9 total posts
This is a perfect example
of why you should believe very little of what you read without checking it out yourself.
Unfortunately, checking it out yourself can be time consuming and sometimes difficult. I just take it for granted that I'm wrong about something. I may not know what it is, but I know it (the error) exists. Most likely I'm wrong about a lot of things.
then that's why we assign a $$$ *value* for vetted info...
then that's why we assign a $$$ *value* for *vetted* info...right? Extreme example - I *could* get financial, sports, or international news from the "village drunkard", but I typically choose other sources instead for their high consistency of accuracy and timeliness...
I really do like the Wikipedia idea, but I find it a bit sad but not too surprising how unprofessional the entries are. I use it as a starting point and check out the references for the *real* info, ya know?
I'd really like to know what the Wikipedia debate is like in information sciences circles.
If I really needed to have higher assurance on stuff and soon, then I'd pay for a service. I think Britannica and some others are offering credit and/or compensation for entries after you submit them and your background in the subject matter is verified.
Here's some alternatives to Wikipedia:
I also like the way some storied professional orgs display some info, then request payment for the remainder. I think it's one of the best way I've heard of as of yet to deal with this. I think Financial Times and Wall Street Journal have this system...
I tend to trust wikipedia more than most sites...
After all, the more editors a site has, the better the information will be right? Wisdom of crowds is not something to underestimate and will always be greater than the wisdom of an individual.

--- Spatial annotation records ---
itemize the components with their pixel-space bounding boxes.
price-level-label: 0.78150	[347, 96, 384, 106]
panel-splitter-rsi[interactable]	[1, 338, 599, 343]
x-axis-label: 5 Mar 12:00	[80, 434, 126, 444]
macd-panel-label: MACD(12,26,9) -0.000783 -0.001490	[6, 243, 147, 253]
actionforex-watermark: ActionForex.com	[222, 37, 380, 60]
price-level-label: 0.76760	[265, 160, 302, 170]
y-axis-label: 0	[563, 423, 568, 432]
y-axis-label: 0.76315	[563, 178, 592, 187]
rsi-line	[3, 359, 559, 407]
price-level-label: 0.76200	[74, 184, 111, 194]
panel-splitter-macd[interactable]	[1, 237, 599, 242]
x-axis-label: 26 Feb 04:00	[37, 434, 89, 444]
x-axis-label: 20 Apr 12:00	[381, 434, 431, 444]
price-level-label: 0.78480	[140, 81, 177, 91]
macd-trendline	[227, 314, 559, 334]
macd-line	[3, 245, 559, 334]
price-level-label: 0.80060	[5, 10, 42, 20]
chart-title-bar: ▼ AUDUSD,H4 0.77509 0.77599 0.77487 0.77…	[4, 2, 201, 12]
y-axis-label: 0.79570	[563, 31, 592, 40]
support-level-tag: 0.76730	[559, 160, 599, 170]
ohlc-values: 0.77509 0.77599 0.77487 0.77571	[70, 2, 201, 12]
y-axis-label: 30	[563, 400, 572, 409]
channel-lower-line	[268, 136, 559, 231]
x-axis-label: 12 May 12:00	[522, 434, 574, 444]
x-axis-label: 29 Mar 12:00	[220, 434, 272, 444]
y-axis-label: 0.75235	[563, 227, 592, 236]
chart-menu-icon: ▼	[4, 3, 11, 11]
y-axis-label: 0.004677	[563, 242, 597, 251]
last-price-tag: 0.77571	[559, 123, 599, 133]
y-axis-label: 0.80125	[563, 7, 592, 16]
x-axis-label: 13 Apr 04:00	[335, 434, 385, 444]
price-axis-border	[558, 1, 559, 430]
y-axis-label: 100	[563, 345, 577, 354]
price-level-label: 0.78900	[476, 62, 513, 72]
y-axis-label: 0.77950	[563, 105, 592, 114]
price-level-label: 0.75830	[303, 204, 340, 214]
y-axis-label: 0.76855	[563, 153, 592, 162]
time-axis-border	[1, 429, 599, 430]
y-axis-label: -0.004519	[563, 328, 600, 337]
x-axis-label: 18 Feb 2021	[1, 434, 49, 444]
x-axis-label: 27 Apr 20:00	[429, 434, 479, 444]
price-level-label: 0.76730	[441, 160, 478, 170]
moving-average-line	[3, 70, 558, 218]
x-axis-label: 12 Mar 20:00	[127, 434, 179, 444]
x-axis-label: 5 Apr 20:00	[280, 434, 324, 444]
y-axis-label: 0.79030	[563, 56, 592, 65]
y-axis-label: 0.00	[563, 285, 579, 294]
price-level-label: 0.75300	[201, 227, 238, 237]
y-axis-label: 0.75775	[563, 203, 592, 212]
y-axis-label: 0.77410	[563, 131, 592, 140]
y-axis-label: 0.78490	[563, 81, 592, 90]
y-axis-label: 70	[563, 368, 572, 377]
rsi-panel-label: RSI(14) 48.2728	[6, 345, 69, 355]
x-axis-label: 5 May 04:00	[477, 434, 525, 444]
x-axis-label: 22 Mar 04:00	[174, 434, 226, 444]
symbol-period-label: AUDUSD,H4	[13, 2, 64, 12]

--- Task requirements ---
**a)** In the forum thread on Wikipedia's reliability, which two publications does one poster name as showing some information and then requesting payment for the remainder?
**b)** Write what comes next in the forum thread on Wikipedia's reliability, picking up after its final post.

--- Final answers ---
**a)** Financial Times and Wall Street Journal.

**b)**
Obviously wikipedia can not allow global warming deniers to take over their articles on global warming.
see, that's where I'm torn at this - wisdom of the crowds...
I really like the wisdom of the crowds concept and it's very real effects. And I'm not certain Wikipedia is exactly "broken", but that depends on how you define "broken". However...well, I guess I don't think the wisdom of the crowds alone is best for a single definition/explanation of something...
I think I'd enjoy going through several entries of definitions/explanations and then create/enrich/refine my own understanding from that input. However, that last step might just be the crux the matter - the reader expends time/effort to produce their own understanding. Now if you wanted convenience, you'd probably like someone who has a similar manner of producing an understanding to yours to write the definition/explanation. And so...we pay $$$ to people we "elected" via "wallet-voting" to take on that task which makes it easier on us to performs that last step - easier, but not effortless...
wow...now I'm almost getting in cognitive effects in information science and economics...
I think wisdom of the crowds is good for many things...but not everything. I've heard a few interviews and read a few articles on "wisdom of the crowds" - do you know in which situations its better or worse than other "determination systems"?
Wikipedia aims to be an encyclopaedia
Isn't the whole point of an encyclopaedia, to be a resource of information for when you can't expend the time to do your own research?
That means they need to keep marginal views from overtaking their articles.
If you want debate, you're better off trying something other than an encyclopaedia. That's not what they're for.
Wisdom of the crowd I think is perfectly fitting for an encyclopaedia. After all, an encyclopaedia is little more than an compilation of the consensus's humanity has on... everything.
Isn't the problem that some members of the crowd
are more heavily weighted than others? In other words when put into action, the "wisdom of the crowd" is often just elitism wearing the mask of populism.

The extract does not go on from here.